*PROMPT*
How many lines of these records hold the string "поступило"? Reply with the number alone.

(Data entries)
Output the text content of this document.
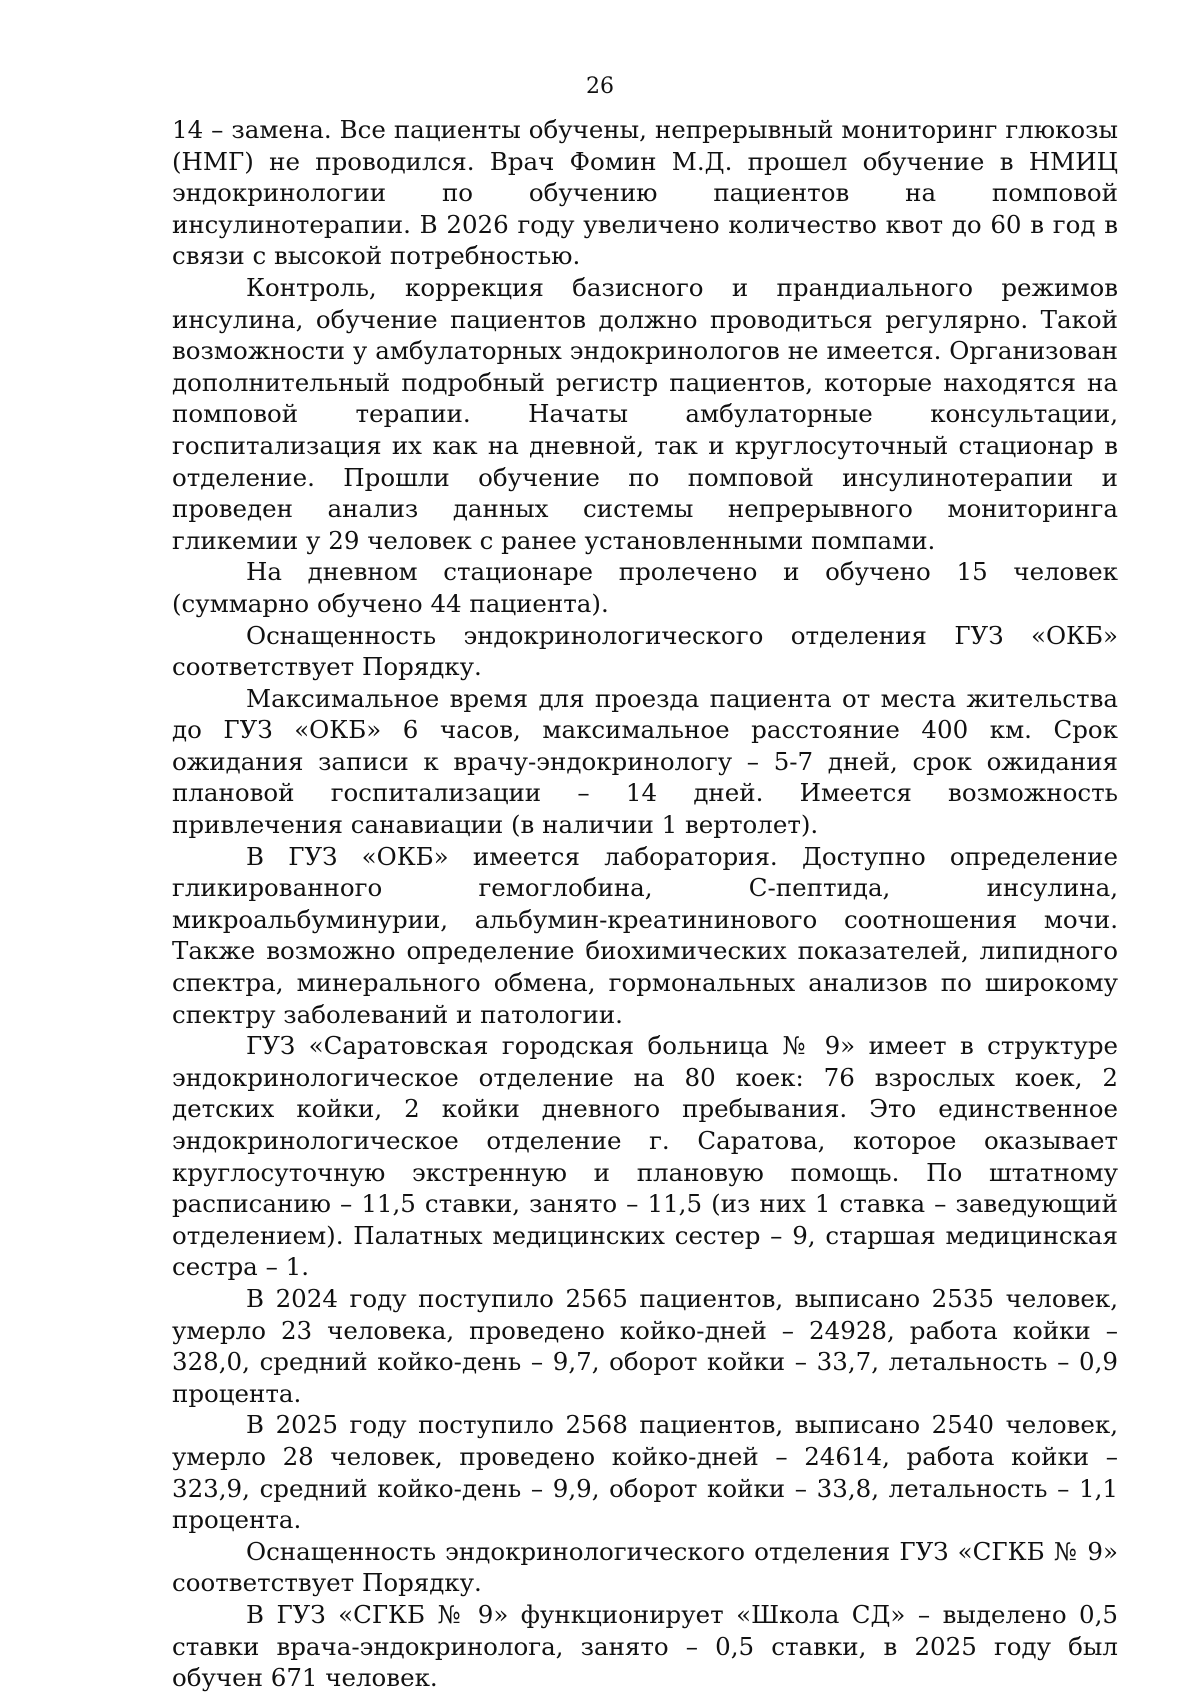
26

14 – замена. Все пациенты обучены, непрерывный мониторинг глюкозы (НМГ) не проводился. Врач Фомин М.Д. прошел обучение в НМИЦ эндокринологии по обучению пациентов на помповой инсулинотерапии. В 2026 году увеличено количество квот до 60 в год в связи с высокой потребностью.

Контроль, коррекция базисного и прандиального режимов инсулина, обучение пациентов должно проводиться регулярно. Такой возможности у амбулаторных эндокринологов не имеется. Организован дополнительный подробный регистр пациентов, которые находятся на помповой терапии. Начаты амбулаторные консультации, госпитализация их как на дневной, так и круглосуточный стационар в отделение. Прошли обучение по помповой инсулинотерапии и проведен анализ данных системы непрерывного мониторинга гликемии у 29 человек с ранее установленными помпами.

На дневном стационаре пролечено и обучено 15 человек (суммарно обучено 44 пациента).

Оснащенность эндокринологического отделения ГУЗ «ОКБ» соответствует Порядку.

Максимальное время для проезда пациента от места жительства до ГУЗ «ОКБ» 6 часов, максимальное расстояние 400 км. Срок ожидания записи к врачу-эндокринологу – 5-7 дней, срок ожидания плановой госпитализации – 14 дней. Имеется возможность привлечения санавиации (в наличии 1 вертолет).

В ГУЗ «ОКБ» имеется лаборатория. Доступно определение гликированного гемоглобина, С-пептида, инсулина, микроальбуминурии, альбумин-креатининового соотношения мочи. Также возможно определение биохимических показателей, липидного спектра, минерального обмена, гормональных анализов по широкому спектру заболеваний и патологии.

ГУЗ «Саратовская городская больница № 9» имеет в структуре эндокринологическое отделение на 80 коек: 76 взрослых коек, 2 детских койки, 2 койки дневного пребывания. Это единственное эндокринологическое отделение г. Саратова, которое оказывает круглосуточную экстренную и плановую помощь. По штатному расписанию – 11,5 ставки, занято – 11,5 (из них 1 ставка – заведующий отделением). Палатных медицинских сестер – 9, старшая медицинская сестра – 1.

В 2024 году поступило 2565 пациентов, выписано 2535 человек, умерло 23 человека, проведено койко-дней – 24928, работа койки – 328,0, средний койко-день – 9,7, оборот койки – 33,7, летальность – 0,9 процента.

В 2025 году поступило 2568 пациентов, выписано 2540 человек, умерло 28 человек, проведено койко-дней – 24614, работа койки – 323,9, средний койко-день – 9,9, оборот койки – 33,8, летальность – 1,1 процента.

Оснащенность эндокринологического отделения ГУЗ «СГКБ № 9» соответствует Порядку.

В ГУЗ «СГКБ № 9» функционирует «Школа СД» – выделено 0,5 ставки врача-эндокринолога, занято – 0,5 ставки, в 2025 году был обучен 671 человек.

* * *

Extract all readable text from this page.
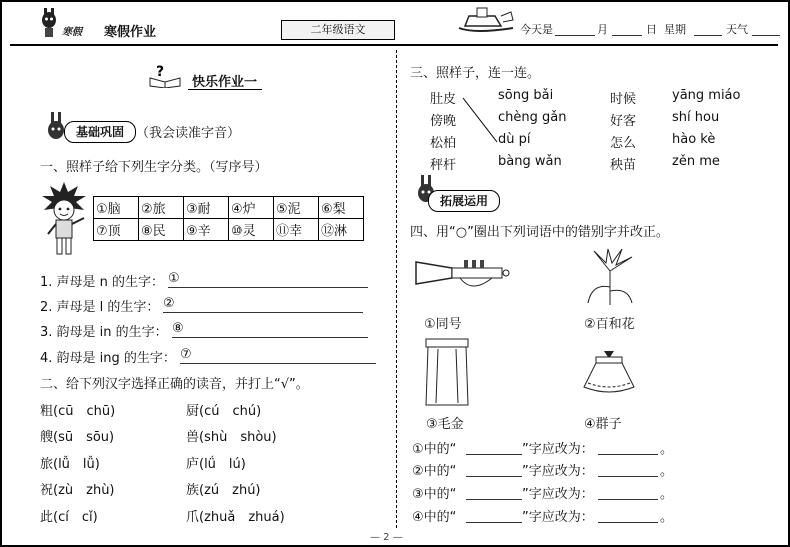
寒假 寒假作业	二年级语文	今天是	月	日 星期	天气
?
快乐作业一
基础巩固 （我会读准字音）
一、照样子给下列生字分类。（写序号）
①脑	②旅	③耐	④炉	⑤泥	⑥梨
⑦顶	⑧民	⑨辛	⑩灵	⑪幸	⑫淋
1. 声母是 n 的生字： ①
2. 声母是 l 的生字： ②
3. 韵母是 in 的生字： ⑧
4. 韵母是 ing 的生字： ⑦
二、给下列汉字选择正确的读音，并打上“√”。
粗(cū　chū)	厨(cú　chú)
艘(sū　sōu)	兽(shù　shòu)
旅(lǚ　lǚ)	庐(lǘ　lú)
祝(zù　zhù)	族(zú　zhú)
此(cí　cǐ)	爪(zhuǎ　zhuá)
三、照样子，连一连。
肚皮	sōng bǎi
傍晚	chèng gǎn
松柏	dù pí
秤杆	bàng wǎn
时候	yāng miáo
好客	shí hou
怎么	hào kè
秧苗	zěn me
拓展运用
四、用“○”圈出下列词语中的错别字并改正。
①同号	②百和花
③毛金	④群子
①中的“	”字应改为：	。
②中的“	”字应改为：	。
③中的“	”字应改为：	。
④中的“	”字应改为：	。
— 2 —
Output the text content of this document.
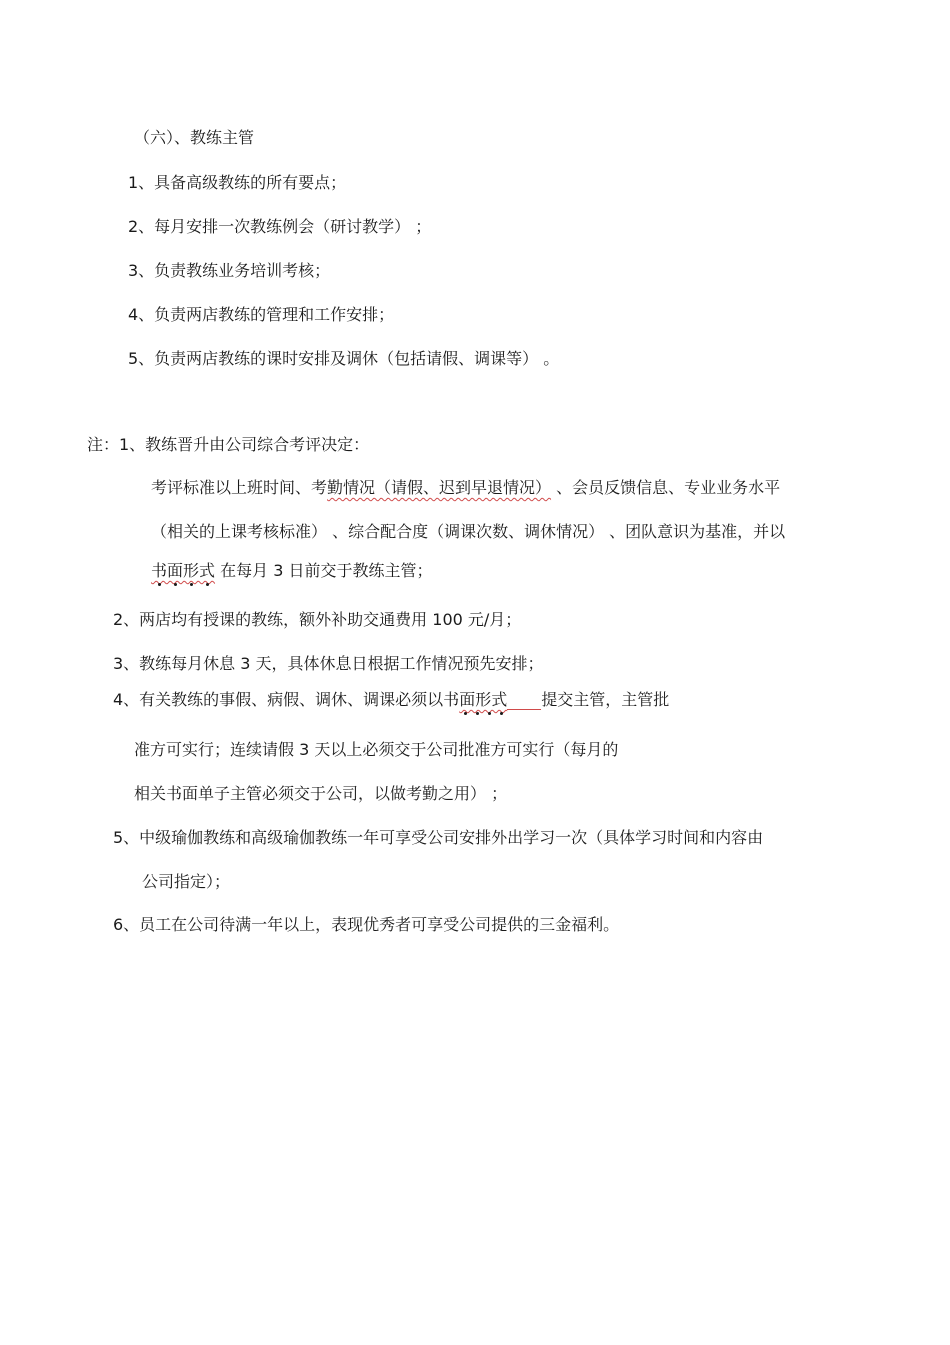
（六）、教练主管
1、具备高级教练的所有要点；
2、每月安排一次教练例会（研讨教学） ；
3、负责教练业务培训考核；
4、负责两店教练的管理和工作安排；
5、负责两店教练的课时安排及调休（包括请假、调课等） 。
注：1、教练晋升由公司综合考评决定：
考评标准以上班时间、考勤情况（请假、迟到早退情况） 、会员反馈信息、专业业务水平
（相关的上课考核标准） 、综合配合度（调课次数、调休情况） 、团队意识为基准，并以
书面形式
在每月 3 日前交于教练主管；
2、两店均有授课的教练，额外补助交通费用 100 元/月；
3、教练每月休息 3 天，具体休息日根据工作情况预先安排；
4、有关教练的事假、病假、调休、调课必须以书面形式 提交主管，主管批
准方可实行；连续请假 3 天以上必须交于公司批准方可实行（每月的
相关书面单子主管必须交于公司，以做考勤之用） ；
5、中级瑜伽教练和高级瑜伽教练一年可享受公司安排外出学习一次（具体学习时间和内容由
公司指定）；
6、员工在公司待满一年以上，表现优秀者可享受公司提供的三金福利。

*EXERCISE RESULT*
2